_Exercise inputs_
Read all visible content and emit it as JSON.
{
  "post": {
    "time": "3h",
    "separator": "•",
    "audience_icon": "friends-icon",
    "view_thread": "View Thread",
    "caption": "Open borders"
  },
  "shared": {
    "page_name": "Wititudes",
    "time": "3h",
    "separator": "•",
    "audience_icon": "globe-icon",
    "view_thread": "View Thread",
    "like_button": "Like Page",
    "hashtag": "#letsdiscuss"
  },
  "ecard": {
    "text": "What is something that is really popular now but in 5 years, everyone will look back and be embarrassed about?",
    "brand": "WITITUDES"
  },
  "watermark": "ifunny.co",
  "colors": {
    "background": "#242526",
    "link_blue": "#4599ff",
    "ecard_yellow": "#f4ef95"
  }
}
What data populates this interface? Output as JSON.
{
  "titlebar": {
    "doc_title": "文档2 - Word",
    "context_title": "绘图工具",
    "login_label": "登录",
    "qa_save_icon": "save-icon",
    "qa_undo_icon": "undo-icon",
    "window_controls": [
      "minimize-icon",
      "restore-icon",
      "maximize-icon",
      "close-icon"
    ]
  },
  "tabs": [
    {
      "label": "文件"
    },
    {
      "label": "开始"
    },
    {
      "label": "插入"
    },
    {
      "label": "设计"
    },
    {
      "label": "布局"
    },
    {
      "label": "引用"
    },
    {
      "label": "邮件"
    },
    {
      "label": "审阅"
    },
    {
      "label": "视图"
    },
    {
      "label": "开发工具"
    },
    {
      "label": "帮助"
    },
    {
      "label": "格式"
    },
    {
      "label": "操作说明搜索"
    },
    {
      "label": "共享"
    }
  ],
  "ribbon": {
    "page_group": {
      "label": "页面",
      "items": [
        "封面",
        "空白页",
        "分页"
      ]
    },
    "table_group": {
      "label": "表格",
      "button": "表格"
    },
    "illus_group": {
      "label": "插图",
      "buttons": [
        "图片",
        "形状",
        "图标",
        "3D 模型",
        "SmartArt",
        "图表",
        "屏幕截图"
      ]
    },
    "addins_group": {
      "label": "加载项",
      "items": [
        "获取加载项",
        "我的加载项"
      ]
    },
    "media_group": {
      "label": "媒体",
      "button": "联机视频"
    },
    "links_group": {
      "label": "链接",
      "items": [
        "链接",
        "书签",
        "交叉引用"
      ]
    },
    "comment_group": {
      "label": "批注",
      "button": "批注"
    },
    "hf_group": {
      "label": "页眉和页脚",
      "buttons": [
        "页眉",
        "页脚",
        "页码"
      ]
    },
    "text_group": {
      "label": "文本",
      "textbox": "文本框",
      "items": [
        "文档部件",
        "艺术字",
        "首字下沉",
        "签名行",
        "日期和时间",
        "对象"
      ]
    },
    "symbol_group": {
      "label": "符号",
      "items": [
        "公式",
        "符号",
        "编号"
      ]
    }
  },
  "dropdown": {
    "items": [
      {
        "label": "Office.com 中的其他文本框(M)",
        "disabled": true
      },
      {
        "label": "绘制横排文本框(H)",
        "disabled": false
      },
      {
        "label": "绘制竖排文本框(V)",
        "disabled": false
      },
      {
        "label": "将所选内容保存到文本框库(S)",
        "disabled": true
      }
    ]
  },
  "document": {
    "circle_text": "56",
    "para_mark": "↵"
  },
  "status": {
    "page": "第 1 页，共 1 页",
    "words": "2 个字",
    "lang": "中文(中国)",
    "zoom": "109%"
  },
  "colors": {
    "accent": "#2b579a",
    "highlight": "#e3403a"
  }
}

_Prompt_
Lines containing the string "icon" are to be selected and copied.

_Output_
    "audience_icon": "friends-icon",
    "audience_icon": "globe-icon",
    "qa_save_icon": "save-icon",
    "qa_undo_icon": "undo-icon",
      "minimize-icon",
      "restore-icon",
      "maximize-icon",
      "close-icon"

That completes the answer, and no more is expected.